_Task instructions_:
Copy out each of these entries line for line, without changing anything.

[Layout element entries]
· · · ·

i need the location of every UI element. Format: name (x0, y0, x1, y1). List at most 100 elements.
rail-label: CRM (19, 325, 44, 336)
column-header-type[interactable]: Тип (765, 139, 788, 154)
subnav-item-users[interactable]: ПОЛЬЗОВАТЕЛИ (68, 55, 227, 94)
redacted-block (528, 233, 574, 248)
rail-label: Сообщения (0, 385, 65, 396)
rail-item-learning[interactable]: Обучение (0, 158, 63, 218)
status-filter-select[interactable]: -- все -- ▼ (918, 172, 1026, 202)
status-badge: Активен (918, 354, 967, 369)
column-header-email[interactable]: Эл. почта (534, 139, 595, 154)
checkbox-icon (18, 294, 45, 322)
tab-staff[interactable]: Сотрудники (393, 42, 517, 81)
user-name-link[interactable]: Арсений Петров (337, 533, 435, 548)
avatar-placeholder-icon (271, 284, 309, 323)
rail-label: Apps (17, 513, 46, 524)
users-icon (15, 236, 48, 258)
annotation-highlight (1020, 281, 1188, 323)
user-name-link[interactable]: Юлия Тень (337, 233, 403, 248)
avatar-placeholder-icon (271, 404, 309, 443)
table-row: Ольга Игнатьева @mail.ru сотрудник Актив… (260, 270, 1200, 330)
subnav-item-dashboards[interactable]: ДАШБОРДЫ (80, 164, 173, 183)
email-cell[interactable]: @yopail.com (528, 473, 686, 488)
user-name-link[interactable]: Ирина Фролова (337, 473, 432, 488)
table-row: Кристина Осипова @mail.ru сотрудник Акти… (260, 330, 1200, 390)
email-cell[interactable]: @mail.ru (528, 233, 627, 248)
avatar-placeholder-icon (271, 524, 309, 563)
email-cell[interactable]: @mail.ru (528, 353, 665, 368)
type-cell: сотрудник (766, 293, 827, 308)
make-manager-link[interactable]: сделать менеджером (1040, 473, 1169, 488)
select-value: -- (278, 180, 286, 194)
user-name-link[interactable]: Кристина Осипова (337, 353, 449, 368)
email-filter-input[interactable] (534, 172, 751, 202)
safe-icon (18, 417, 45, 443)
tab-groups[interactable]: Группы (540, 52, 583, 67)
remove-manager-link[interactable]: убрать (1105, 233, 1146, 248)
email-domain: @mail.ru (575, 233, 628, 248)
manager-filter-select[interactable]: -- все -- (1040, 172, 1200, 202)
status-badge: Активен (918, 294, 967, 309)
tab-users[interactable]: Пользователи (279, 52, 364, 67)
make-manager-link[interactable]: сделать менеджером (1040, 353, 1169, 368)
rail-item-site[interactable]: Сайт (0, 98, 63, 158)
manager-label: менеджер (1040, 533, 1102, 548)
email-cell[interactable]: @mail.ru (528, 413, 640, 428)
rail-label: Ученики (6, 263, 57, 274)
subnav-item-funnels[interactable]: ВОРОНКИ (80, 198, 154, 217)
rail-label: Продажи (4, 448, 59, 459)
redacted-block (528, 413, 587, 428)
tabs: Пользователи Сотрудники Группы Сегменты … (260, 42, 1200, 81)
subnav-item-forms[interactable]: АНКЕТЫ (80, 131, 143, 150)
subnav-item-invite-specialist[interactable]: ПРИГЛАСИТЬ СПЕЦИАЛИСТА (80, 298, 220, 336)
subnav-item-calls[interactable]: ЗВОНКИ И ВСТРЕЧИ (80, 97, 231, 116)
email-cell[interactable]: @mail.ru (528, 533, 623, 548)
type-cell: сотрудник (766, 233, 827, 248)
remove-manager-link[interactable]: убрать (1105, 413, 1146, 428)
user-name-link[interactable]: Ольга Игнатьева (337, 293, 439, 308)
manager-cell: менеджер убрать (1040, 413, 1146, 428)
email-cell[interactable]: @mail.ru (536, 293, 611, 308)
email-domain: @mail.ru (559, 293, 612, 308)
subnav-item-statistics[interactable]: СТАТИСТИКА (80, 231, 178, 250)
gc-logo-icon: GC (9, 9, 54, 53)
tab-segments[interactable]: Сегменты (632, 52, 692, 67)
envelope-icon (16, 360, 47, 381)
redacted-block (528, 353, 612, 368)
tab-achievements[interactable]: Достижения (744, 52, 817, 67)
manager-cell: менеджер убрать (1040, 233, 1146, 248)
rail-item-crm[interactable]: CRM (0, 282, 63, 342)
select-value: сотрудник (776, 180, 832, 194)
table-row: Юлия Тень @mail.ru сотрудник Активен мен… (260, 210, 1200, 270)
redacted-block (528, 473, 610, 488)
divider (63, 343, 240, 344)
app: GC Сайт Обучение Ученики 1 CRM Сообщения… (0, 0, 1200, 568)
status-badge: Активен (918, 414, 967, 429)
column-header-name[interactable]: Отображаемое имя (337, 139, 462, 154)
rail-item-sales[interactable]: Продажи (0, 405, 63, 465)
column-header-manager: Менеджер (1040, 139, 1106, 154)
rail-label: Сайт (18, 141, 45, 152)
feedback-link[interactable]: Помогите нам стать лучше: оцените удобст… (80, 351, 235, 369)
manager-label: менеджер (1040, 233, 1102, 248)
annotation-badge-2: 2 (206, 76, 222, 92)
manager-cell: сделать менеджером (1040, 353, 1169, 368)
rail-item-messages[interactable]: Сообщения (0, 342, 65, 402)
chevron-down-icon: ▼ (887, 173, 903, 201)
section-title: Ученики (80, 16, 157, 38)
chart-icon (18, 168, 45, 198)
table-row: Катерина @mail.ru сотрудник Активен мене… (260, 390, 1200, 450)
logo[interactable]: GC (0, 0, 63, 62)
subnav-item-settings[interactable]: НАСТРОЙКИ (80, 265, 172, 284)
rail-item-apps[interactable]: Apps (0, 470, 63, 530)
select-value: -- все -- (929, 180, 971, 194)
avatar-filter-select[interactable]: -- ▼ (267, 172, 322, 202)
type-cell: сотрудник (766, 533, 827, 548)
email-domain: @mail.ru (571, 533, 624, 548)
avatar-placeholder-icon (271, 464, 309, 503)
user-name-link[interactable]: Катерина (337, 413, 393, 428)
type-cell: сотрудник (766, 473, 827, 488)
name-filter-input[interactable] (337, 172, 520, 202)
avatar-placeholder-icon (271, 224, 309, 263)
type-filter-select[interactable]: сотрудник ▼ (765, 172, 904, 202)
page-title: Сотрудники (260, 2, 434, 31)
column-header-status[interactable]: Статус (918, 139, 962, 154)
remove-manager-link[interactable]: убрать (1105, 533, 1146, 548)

· · · ·

_Solution to this problem_:
i need the location of every UI element. Format: name (x0, y0, x1, y1). List at most 100 elements.
rail-label: CRM (19, 325, 44, 336)
column-header-type[interactable]: Тип (765, 139, 788, 154)
subnav-item-users[interactable]: ПОЛЬЗОВАТЕЛИ (68, 55, 227, 94)
redacted-block (528, 233, 574, 248)
rail-label: Сообщения (0, 385, 65, 396)
rail-item-learning[interactable]: Обучение (0, 158, 63, 218)
status-filter-select[interactable]: -- все -- ▼ (918, 172, 1026, 202)
status-badge: Активен (918, 354, 967, 369)
column-header-email[interactable]: Эл. почта (534, 139, 595, 154)
checkbox-icon (18, 294, 45, 322)
tab-staff[interactable]: Сотрудники (393, 42, 517, 81)
user-name-link[interactable]: Арсений Петров (337, 533, 435, 548)
avatar-placeholder-icon (271, 284, 309, 323)
rail-label: Apps (17, 513, 46, 524)
users-icon (15, 236, 48, 258)
annotation-highlight (1020, 281, 1188, 323)
user-name-link[interactable]: Юлия Тень (337, 233, 403, 248)
avatar-placeholder-icon (271, 404, 309, 443)
table-row: Ольга Игнатьева @mail.ru сотрудник Актив… (260, 270, 1200, 330)
subnav-item-dashboards[interactable]: ДАШБОРДЫ (80, 164, 173, 183)
email-cell[interactable]: @yopail.com (528, 473, 686, 488)
user-name-link[interactable]: Ирина Фролова (337, 473, 432, 488)
table-row: Кристина Осипова @mail.ru сотрудник Акти… (260, 330, 1200, 390)
email-cell[interactable]: @mail.ru (528, 233, 627, 248)
avatar-placeholder-icon (271, 524, 309, 563)
email-cell[interactable]: @mail.ru (528, 353, 665, 368)
type-cell: сотрудник (766, 293, 827, 308)
make-manager-link[interactable]: сделать менеджером (1040, 473, 1169, 488)
select-value: -- (278, 180, 286, 194)
user-name-link[interactable]: Кристина Осипова (337, 353, 449, 368)
email-filter-input[interactable] (534, 172, 751, 202)
safe-icon (18, 417, 45, 443)
tab-groups[interactable]: Группы (540, 52, 583, 67)
remove-manager-link[interactable]: убрать (1105, 233, 1146, 248)
email-domain: @mail.ru (575, 233, 628, 248)
manager-filter-select[interactable]: -- все -- (1040, 172, 1200, 202)
status-badge: Активен (918, 294, 967, 309)
tab-users[interactable]: Пользователи (279, 52, 364, 67)
make-manager-link[interactable]: сделать менеджером (1040, 353, 1169, 368)
rail-item-site[interactable]: Сайт (0, 98, 63, 158)
manager-label: менеджер (1040, 533, 1102, 548)
email-cell[interactable]: @mail.ru (528, 413, 640, 428)
rail-label: Ученики (6, 263, 57, 274)
subnav-item-funnels[interactable]: ВОРОНКИ (80, 198, 154, 217)
rail-label: Продажи (4, 448, 59, 459)
redacted-block (528, 413, 587, 428)
tabs: Пользователи Сотрудники Группы Сегменты … (260, 42, 1200, 81)
subnav-item-forms[interactable]: АНКЕТЫ (80, 131, 143, 150)
subnav-item-invite-specialist[interactable]: ПРИГЛАСИТЬ СПЕЦИАЛИСТА (80, 298, 220, 336)
subnav-item-calls[interactable]: ЗВОНКИ И ВСТРЕЧИ (80, 97, 231, 116)
email-cell[interactable]: @mail.ru (528, 533, 623, 548)
type-cell: сотрудник (766, 233, 827, 248)
remove-manager-link[interactable]: убрать (1105, 413, 1146, 428)
user-name-link[interactable]: Ольга Игнатьева (337, 293, 439, 308)
manager-cell: менеджер убрать (1040, 413, 1146, 428)
email-cell[interactable]: @mail.ru (536, 293, 611, 308)
email-domain: @mail.ru (559, 293, 612, 308)
subnav-item-statistics[interactable]: СТАТИСТИКА (80, 231, 178, 250)
gc-logo-icon: GC (9, 9, 54, 53)
tab-segments[interactable]: Сегменты (632, 52, 692, 67)
envelope-icon (16, 360, 47, 381)
redacted-block (528, 353, 612, 368)
tab-achievements[interactable]: Достижения (744, 52, 817, 67)
manager-cell: менеджер убрать (1040, 233, 1146, 248)
rail-item-crm[interactable]: CRM (0, 282, 63, 342)
select-value: сотрудник (776, 180, 832, 194)
table-row: Юлия Тень @mail.ru сотрудник Активен мен… (260, 210, 1200, 270)
redacted-block (528, 473, 610, 488)
divider (63, 343, 240, 344)
app: GC Сайт Обучение Ученики 1 CRM Сообщения… (0, 0, 1200, 568)
status-badge: Активен (918, 414, 967, 429)
column-header-name[interactable]: Отображаемое имя (337, 139, 462, 154)
rail-item-sales[interactable]: Продажи (0, 405, 63, 465)
column-header-manager: Менеджер (1040, 139, 1106, 154)
rail-label: Сайт (18, 141, 45, 152)
feedback-link[interactable]: Помогите нам стать лучше: оцените удобст… (80, 351, 235, 369)
manager-label: менеджер (1040, 233, 1102, 248)
annotation-badge-2: 2 (206, 76, 222, 92)
manager-cell: сделать менеджером (1040, 353, 1169, 368)
rail-item-messages[interactable]: Сообщения (0, 342, 65, 402)
chevron-down-icon: ▼ (887, 173, 903, 201)
section-title: Ученики (80, 16, 157, 38)
chart-icon (18, 168, 45, 198)
table-row: Катерина @mail.ru сотрудник Активен мене… (260, 390, 1200, 450)
logo[interactable]: GC (0, 0, 63, 62)
subnav-item-settings[interactable]: НАСТРОЙКИ (80, 265, 172, 284)
rail-item-apps[interactable]: Apps (0, 470, 63, 530)
select-value: -- все -- (929, 180, 971, 194)
avatar-filter-select[interactable]: -- ▼ (267, 172, 322, 202)
type-cell: сотрудник (766, 533, 827, 548)
email-domain: @mail.ru (571, 533, 624, 548)
avatar-placeholder-icon (271, 464, 309, 503)
user-name-link[interactable]: Катерина (337, 413, 393, 428)
type-cell: сотрудник (766, 473, 827, 488)
name-filter-input[interactable] (337, 172, 520, 202)
avatar-placeholder-icon (271, 224, 309, 263)
type-filter-select[interactable]: сотрудник ▼ (765, 172, 904, 202)
page-title: Сотрудники (260, 2, 434, 31)
column-header-status[interactable]: Статус (918, 139, 962, 154)
remove-manager-link[interactable]: убрать (1105, 533, 1146, 548)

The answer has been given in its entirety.